_Recorded data_.

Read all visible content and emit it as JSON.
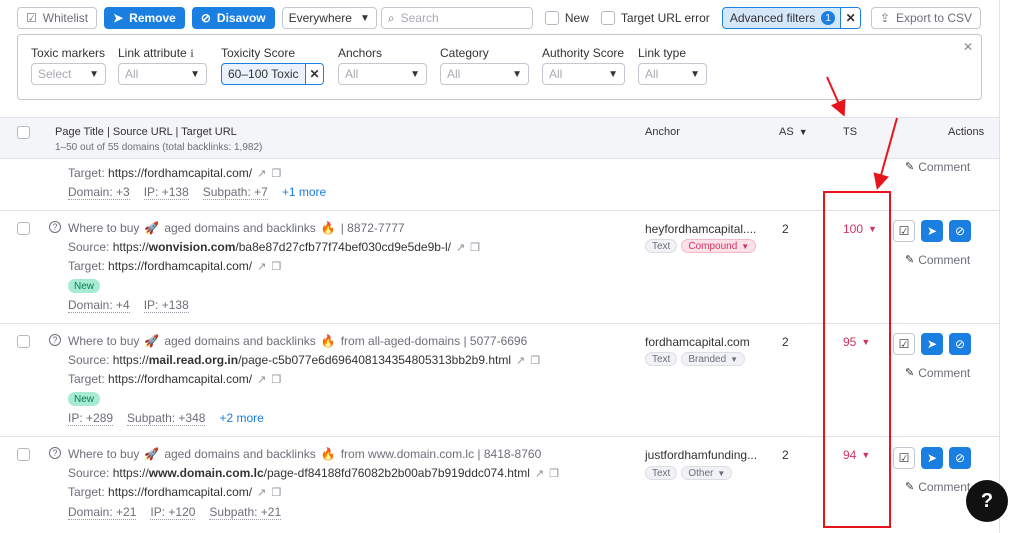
{
  "toolbar": {
    "whitelist": "Whitelist",
    "remove": "Remove",
    "disavow": "Disavow",
    "scope": "Everywhere",
    "search_placeholder": "Search",
    "new_label": "New",
    "target_error_label": "Target URL error",
    "advanced_label": "Advanced filters",
    "advanced_count": "1",
    "export": "Export to CSV"
  },
  "filters": {
    "toxic_markers": {
      "label": "Toxic markers",
      "value": "Select"
    },
    "link_attribute": {
      "label": "Link attribute",
      "value": "All"
    },
    "toxicity_score": {
      "label": "Toxicity Score",
      "value": "60–100 Toxic"
    },
    "anchors": {
      "label": "Anchors",
      "value": "All"
    },
    "category": {
      "label": "Category",
      "value": "All"
    },
    "authority_score": {
      "label": "Authority Score",
      "value": "All"
    },
    "link_type": {
      "label": "Link type",
      "value": "All"
    }
  },
  "table": {
    "col_page": "Page Title | Source URL | Target URL",
    "col_page_sub": "1–50 out of 55 domains (total backlinks: 1,982)",
    "col_anchor": "Anchor",
    "col_as": "AS",
    "col_ts": "TS",
    "col_actions": "Actions"
  },
  "partial_row": {
    "target_label": "Target:",
    "target": "https://fordhamcapital.com/",
    "domain": "Domain: +3",
    "ip": "IP: +138",
    "subpath": "Subpath: +7",
    "more": "+1 more",
    "comment": "Comment"
  },
  "rows": [
    {
      "title_pre": "Where to buy",
      "title_mid": "aged domains and backlinks",
      "title_post": "| 8872-7777",
      "source_label": "Source:",
      "source_pre": "https://",
      "source_bold": "wonvision.com",
      "source_post": "/ba8e87d27cfb77f74bef030cd9e5de9b-l/",
      "target_label": "Target:",
      "target": "https://fordhamcapital.com/",
      "new": "New",
      "meta1": "Domain: +4",
      "meta2": "IP: +138",
      "anchor": "heyfordhamcapital....",
      "tag1": "Text",
      "tag2": "Compound",
      "as": "2",
      "ts": "100",
      "comment": "Comment"
    },
    {
      "title_pre": "Where to buy",
      "title_mid": "aged domains and backlinks",
      "title_post": "from all-aged-domains | 5077-6696",
      "source_label": "Source:",
      "source_pre": "https://",
      "source_bold": "mail.read.org.in",
      "source_post": "/page-c5b077e6d696408134354805313bb2b9.html",
      "target_label": "Target:",
      "target": "https://fordhamcapital.com/",
      "new": "New",
      "meta1": "IP: +289",
      "meta2": "Subpath: +348",
      "more": "+2 more",
      "anchor": "fordhamcapital.com",
      "tag1": "Text",
      "tag2": "Branded",
      "as": "2",
      "ts": "95",
      "comment": "Comment"
    },
    {
      "title_pre": "Where to buy",
      "title_mid": "aged domains and backlinks",
      "title_post": "from www.domain.com.lc | 8418-8760",
      "source_label": "Source:",
      "source_pre": "https://",
      "source_bold": "www.domain.com.lc",
      "source_post": "/page-df84188fd76082b2b00ab7b919ddc074.html",
      "target_label": "Target:",
      "target": "https://fordhamcapital.com/",
      "meta1": "Domain: +21",
      "meta2": "IP: +120",
      "meta3": "Subpath: +21",
      "anchor": "justfordhamfunding...",
      "tag1": "Text",
      "tag2": "Other",
      "as": "2",
      "ts": "94",
      "comment": "Comment"
    }
  ],
  "help": "?"
}
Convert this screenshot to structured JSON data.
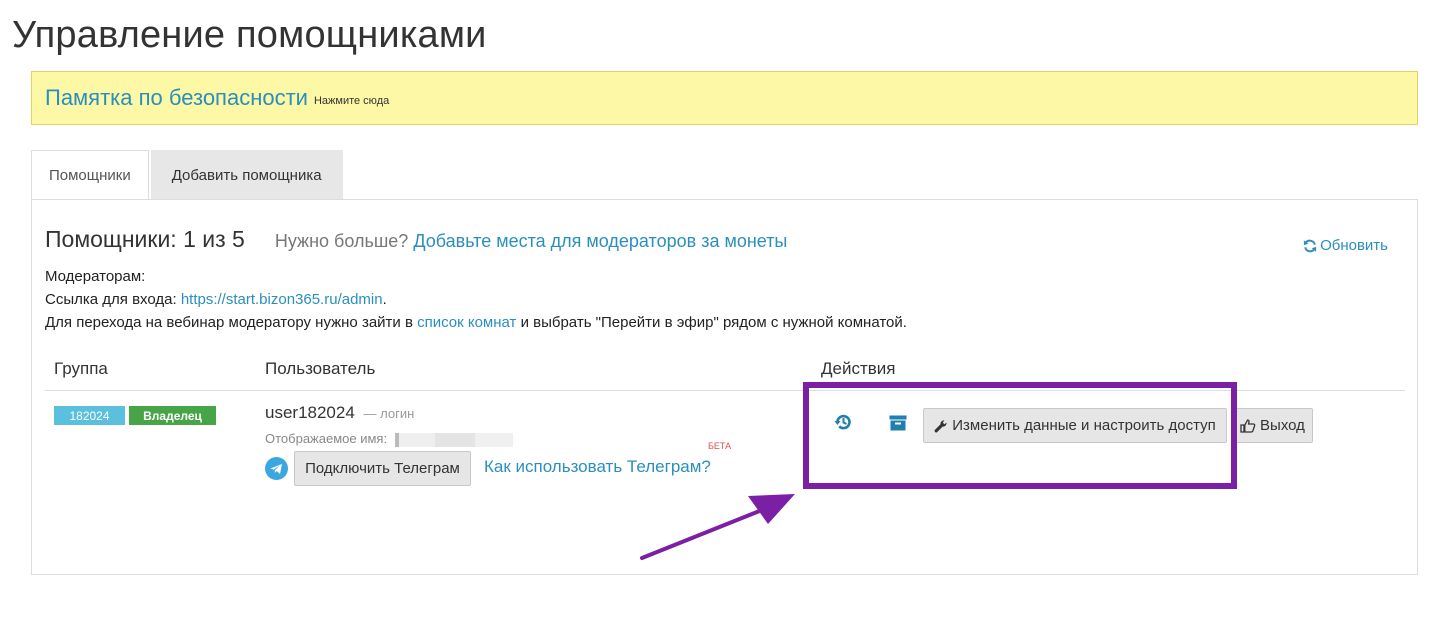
{
  "page": {
    "title": "Управление помощниками"
  },
  "banner": {
    "link_text": "Памятка по безопасности",
    "hint": "Нажмите сюда",
    "bg_color": "#fcf8a6"
  },
  "tabs": [
    {
      "label": "Помощники",
      "active": true
    },
    {
      "label": "Добавить помощника",
      "active": false
    }
  ],
  "panel": {
    "count_title": "Помощники: 1 из 5",
    "need_more": "Нужно больше?",
    "add_slots_link": "Добавьте места для модераторов за монеты",
    "refresh_label": "Обновить",
    "info": {
      "moderators_label": "Модераторам:",
      "login_link_label": "Ссылка для входа:",
      "login_link": "https://start.bizon365.ru/admin",
      "login_link_suffix": ".",
      "webinar_prefix": "Для перехода на вебинар модератору нужно зайти в",
      "rooms_link": "список комнат",
      "webinar_suffix": "и выбрать \"Перейти в эфир\" рядом с нужной комнатой."
    }
  },
  "table": {
    "headers": {
      "group": "Группа",
      "user": "Пользователь",
      "actions": "Действия"
    },
    "rows": [
      {
        "group_id": "182024",
        "role": "Владелец",
        "login": "user182024",
        "login_label": "— логин",
        "display_name_label": "Отображаемое имя:",
        "beta": "БЕТА",
        "connect_telegram": "Подключить Телеграм",
        "how_telegram": "Как использовать Телеграм?",
        "edit_access": "Изменить данные и настроить доступ",
        "logout": "Выход"
      }
    ]
  },
  "icons": {
    "history": "history-icon",
    "archive": "archive-icon",
    "wrench": "wrench-icon",
    "thumb": "thumbs-up-icon",
    "refresh": "refresh-icon",
    "telegram": "telegram-icon"
  },
  "colors": {
    "accent": "#2a8fbd",
    "badge_group": "#5bc0de",
    "badge_owner": "#47a447",
    "highlight": "#7b20a4",
    "beta": "#d9534f"
  }
}
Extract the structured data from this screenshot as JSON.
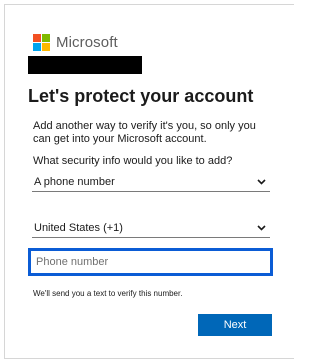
{
  "brand": {
    "name": "Microsoft",
    "logo_colors": [
      "#f25022",
      "#7fba00",
      "#00a4ef",
      "#ffb900"
    ]
  },
  "page": {
    "title": "Let's protect your account",
    "description": "Add another way to verify it's you, so only you can get into your Microsoft account.",
    "question": "What security info would you like to add?"
  },
  "form": {
    "method_select": {
      "value": "A phone number"
    },
    "country_select": {
      "value": "United States (+1)"
    },
    "phone_input": {
      "placeholder": "Phone number",
      "value": ""
    },
    "note": "We'll send you a text to verify this number.",
    "next_label": "Next"
  },
  "colors": {
    "accent": "#0067b8",
    "focus_border": "#0b5cd5",
    "redaction": "#000000"
  }
}
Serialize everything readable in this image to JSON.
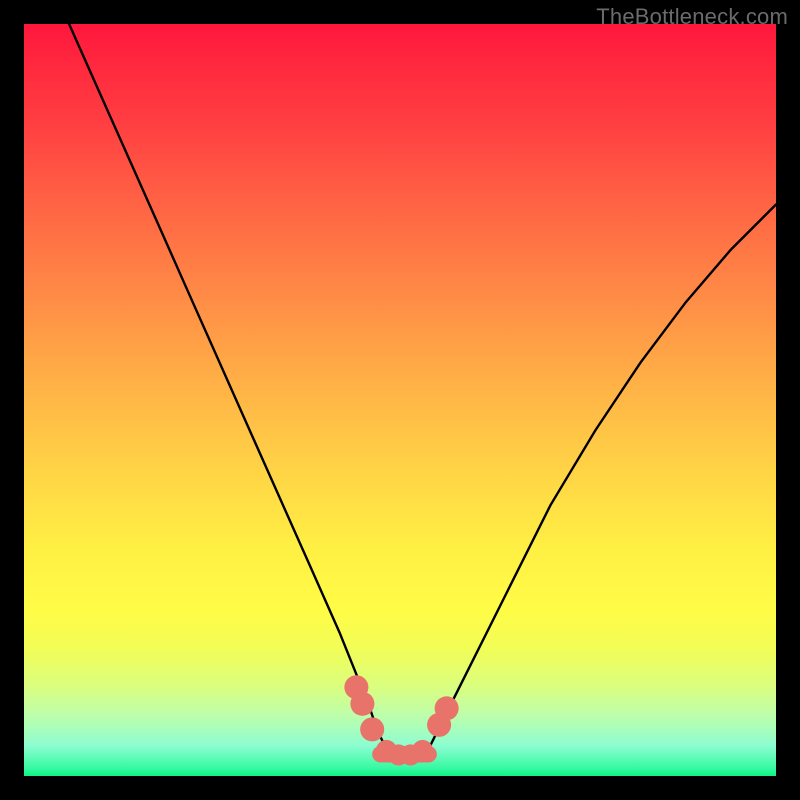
{
  "watermark": {
    "text": "TheBottleneck.com"
  },
  "chart_data": {
    "type": "line",
    "title": "",
    "xlabel": "",
    "ylabel": "",
    "xlim": [
      0,
      100
    ],
    "ylim": [
      0,
      100
    ],
    "series": [
      {
        "name": "bottleneck-curve",
        "color": "#000000",
        "x": [
          6,
          10,
          14,
          18,
          22,
          26,
          30,
          34,
          38,
          42,
          44,
          46,
          47,
          48,
          50,
          52,
          54,
          55,
          57,
          60,
          64,
          70,
          76,
          82,
          88,
          94,
          100
        ],
        "y": [
          100,
          91,
          82,
          73,
          64,
          55,
          46,
          37,
          28,
          19,
          14,
          9,
          6,
          4,
          2.5,
          2.5,
          4,
          6,
          10,
          16,
          24,
          36,
          46,
          55,
          63,
          70,
          76
        ]
      }
    ],
    "markers": [
      {
        "name": "left-threshold-top",
        "x": 44.2,
        "y": 11.8,
        "r": 1.6
      },
      {
        "name": "left-threshold-mid",
        "x": 45.0,
        "y": 9.6,
        "r": 1.6
      },
      {
        "name": "left-threshold-low",
        "x": 46.3,
        "y": 6.2,
        "r": 1.6
      },
      {
        "name": "floor-1",
        "x": 48.2,
        "y": 3.4,
        "r": 1.4
      },
      {
        "name": "floor-2",
        "x": 49.8,
        "y": 2.8,
        "r": 1.4
      },
      {
        "name": "floor-3",
        "x": 51.4,
        "y": 2.8,
        "r": 1.4
      },
      {
        "name": "floor-4",
        "x": 53.0,
        "y": 3.4,
        "r": 1.4
      },
      {
        "name": "right-threshold-low",
        "x": 55.2,
        "y": 6.8,
        "r": 1.6
      },
      {
        "name": "right-threshold-top",
        "x": 56.2,
        "y": 9.0,
        "r": 1.6
      }
    ],
    "floor_band": {
      "x0": 47.4,
      "x1": 53.8,
      "y": 2.9,
      "thickness": 2.2
    },
    "marker_color": "#e8736a",
    "background": {
      "type": "vertical-gradient",
      "stops": [
        [
          "#ff173d",
          0
        ],
        [
          "#ff4142",
          14
        ],
        [
          "#ff7745",
          30
        ],
        [
          "#ffab46",
          46
        ],
        [
          "#ffdb45",
          62
        ],
        [
          "#fffc46",
          78
        ],
        [
          "#dbfe7e",
          88
        ],
        [
          "#8cfdd1",
          96
        ],
        [
          "#0df583",
          100
        ]
      ]
    }
  }
}
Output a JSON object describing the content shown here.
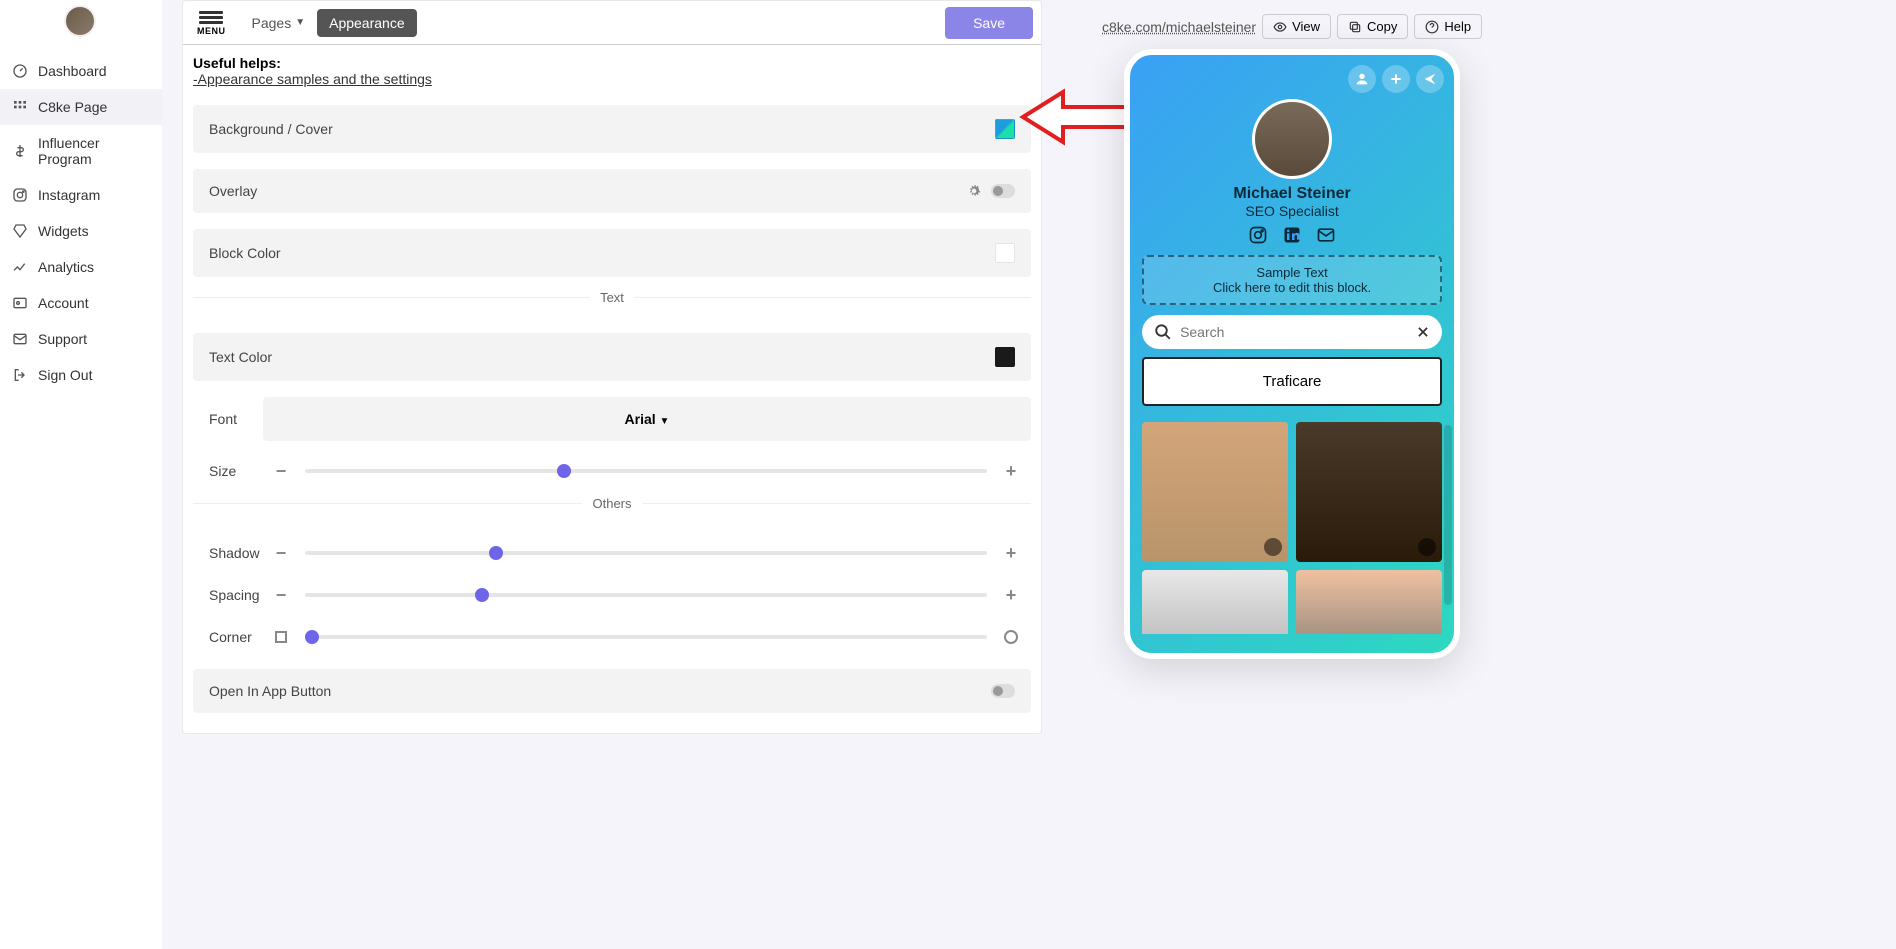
{
  "sidebar": {
    "items": [
      {
        "label": "Dashboard"
      },
      {
        "label": "C8ke Page"
      },
      {
        "label": "Influencer Program"
      },
      {
        "label": "Instagram"
      },
      {
        "label": "Widgets"
      },
      {
        "label": "Analytics"
      },
      {
        "label": "Account"
      },
      {
        "label": "Support"
      },
      {
        "label": "Sign Out"
      }
    ]
  },
  "topbar": {
    "menu_label": "MENU",
    "tab_pages": "Pages",
    "tab_appearance": "Appearance",
    "save": "Save"
  },
  "helps": {
    "title": "Useful helps:",
    "link": "-Appearance samples and the settings"
  },
  "settings": {
    "background": "Background / Cover",
    "overlay": "Overlay",
    "block_color": "Block Color",
    "section_text": "Text",
    "text_color": "Text Color",
    "font_label": "Font",
    "font_value": "Arial",
    "size": "Size",
    "section_others": "Others",
    "shadow": "Shadow",
    "spacing": "Spacing",
    "corner": "Corner",
    "open_in_app": "Open In App Button",
    "slider_positions": {
      "size": 38,
      "shadow": 28,
      "spacing": 26,
      "corner": 1
    }
  },
  "right": {
    "url": "c8ke.com/michaelsteiner",
    "view": "View",
    "copy": "Copy",
    "help": "Help"
  },
  "preview": {
    "name": "Michael Steiner",
    "subtitle": "SEO Specialist",
    "sample_l1": "Sample Text",
    "sample_l2": "Click here to edit this block.",
    "search_placeholder": "Search",
    "button": "Traficare"
  }
}
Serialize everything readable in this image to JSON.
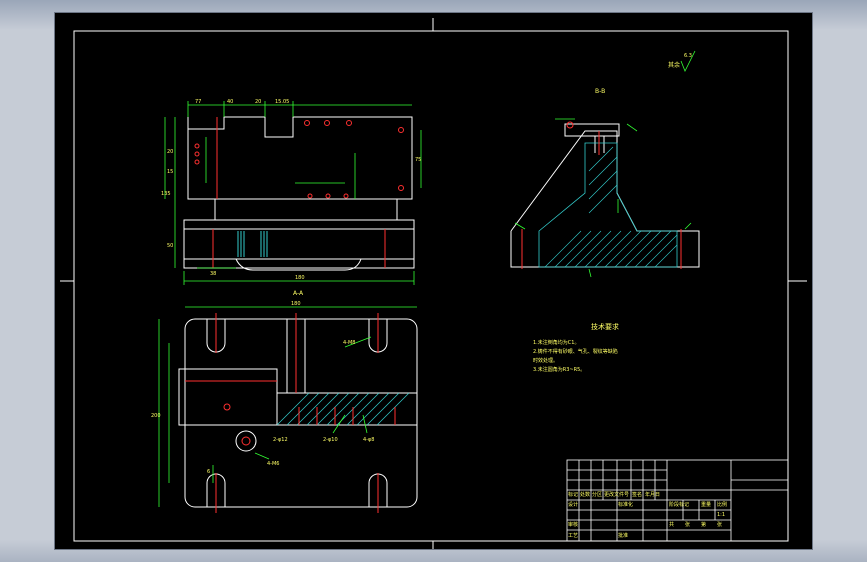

_Directions_.
No pictures belong in the copy: reproduce exactly the lines above from the one that contains "Output a JSON" through the last line of the entries.

_Exercise solution_.
Output a JSON object describing the content shown here.
{
  "sidebar": {
    "items": [
      {
        "label": "Dashboard"
      },
      {
        "label": "C8ke Page"
      },
      {
        "label": "Influencer Program"
      },
      {
        "label": "Instagram"
      },
      {
        "label": "Widgets"
      },
      {
        "label": "Analytics"
      },
      {
        "label": "Account"
      },
      {
        "label": "Support"
      },
      {
        "label": "Sign Out"
      }
    ]
  },
  "topbar": {
    "menu_label": "MENU",
    "tab_pages": "Pages",
    "tab_appearance": "Appearance",
    "save": "Save"
  },
  "helps": {
    "title": "Useful helps:",
    "link": "-Appearance samples and the settings"
  },
  "settings": {
    "background": "Background / Cover",
    "overlay": "Overlay",
    "block_color": "Block Color",
    "section_text": "Text",
    "text_color": "Text Color",
    "font_label": "Font",
    "font_value": "Arial",
    "size": "Size",
    "section_others": "Others",
    "shadow": "Shadow",
    "spacing": "Spacing",
    "corner": "Corner",
    "open_in_app": "Open In App Button",
    "slider_positions": {
      "size": 38,
      "shadow": 28,
      "spacing": 26,
      "corner": 1
    }
  },
  "right": {
    "url": "c8ke.com/michaelsteiner",
    "view": "View",
    "copy": "Copy",
    "help": "Help"
  },
  "preview": {
    "name": "Michael Steiner",
    "subtitle": "SEO Specialist",
    "sample_l1": "Sample Text",
    "sample_l2": "Click here to edit this block.",
    "search_placeholder": "Search",
    "button": "Traficare"
  }
}
Serialize everything readable in this image to JSON.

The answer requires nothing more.